Short exercise: Retype all the records with nothing changed.
-------
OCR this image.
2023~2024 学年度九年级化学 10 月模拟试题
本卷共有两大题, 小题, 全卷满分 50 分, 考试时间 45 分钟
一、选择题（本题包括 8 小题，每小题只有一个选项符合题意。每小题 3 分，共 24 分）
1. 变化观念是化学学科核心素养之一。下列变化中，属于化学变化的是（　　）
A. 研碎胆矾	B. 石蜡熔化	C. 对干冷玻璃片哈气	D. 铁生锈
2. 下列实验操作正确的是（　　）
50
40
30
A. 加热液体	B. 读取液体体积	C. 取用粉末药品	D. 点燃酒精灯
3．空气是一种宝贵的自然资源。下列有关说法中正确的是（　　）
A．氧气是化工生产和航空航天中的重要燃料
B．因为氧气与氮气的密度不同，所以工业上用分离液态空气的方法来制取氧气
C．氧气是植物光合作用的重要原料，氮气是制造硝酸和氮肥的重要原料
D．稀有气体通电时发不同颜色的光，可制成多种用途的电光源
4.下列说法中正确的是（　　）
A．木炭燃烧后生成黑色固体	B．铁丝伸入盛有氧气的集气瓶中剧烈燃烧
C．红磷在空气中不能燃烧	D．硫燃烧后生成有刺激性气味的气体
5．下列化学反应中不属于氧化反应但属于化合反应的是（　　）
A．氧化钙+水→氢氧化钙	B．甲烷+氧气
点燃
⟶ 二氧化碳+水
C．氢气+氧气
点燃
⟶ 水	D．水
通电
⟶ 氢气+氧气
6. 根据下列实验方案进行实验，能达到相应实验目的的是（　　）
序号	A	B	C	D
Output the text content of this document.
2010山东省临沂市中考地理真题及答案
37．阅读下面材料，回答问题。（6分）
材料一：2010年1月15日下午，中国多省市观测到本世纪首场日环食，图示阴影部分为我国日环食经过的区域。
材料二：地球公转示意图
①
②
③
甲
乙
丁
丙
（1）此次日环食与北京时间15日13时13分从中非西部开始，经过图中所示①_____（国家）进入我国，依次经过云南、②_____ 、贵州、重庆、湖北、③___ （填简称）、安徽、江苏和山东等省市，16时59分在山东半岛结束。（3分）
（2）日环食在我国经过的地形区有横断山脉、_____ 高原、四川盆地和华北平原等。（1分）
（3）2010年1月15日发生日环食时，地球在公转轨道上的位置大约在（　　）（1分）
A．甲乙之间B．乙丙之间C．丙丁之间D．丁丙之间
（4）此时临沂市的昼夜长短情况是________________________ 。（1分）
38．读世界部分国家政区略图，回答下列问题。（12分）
-------
Task response:
OCR this image.
2023~2024 学年度九年级化学 10 月模拟试题
本卷共有两大题, 小题, 全卷满分 50 分, 考试时间 45 分钟
一、选择题（本题包括 8 小题，每小题只有一个选项符合题意。每小题 3 分，共 24 分）
1. 变化观念是化学学科核心素养之一。下列变化中，属于化学变化的是（　　）
A. 研碎胆矾	B. 石蜡熔化	C. 对干冷玻璃片哈气	D. 铁生锈
2. 下列实验操作正确的是（　　）
50
40
30
A. 加热液体	B. 读取液体体积	C. 取用粉末药品	D. 点燃酒精灯
3．空气是一种宝贵的自然资源。下列有关说法中正确的是（　　）
A．氧气是化工生产和航空航天中的重要燃料
B．因为氧气与氮气的密度不同，所以工业上用分离液态空气的方法来制取氧气
C．氧气是植物光合作用的重要原料，氮气是制造硝酸和氮肥的重要原料
D．稀有气体通电时发不同颜色的光，可制成多种用途的电光源
4.下列说法中正确的是（　　）
A．木炭燃烧后生成黑色固体	B．铁丝伸入盛有氧气的集气瓶中剧烈燃烧
C．红磷在空气中不能燃烧	D．硫燃烧后生成有刺激性气味的气体
5．下列化学反应中不属于氧化反应但属于化合反应的是（　　）
A．氧化钙+水→氢氧化钙	B．甲烷+氧气
点燃
⟶ 二氧化碳+水
C．氢气+氧气
点燃
⟶ 水	D．水
通电
⟶ 氢气+氧气
6. 根据下列实验方案进行实验，能达到相应实验目的的是（　　）
序号	A	B	C	D
Output the text content of this document.
2010山东省临沂市中考地理真题及答案
37．阅读下面材料，回答问题。（6分）
材料一：2010年1月15日下午，中国多省市观测到本世纪首场日环食，图示阴影部分为我国日环食经过的区域。
材料二：地球公转示意图
①
②
③
甲
乙
丁
丙
（1）此次日环食与北京时间15日13时13分从中非西部开始，经过图中所示①_____（国家）进入我国，依次经过云南、②_____ 、贵州、重庆、湖北、③___ （填简称）、安徽、江苏和山东等省市，16时59分在山东半岛结束。（3分）
（2）日环食在我国经过的地形区有横断山脉、_____ 高原、四川盆地和华北平原等。（1分）
（3）2010年1月15日发生日环食时，地球在公转轨道上的位置大约在（　　）（1分）
A．甲乙之间B．乙丙之间C．丙丁之间D．丁丙之间
（4）此时临沂市的昼夜长短情况是________________________ 。（1分）
38．读世界部分国家政区略图，回答下列问题。（12分）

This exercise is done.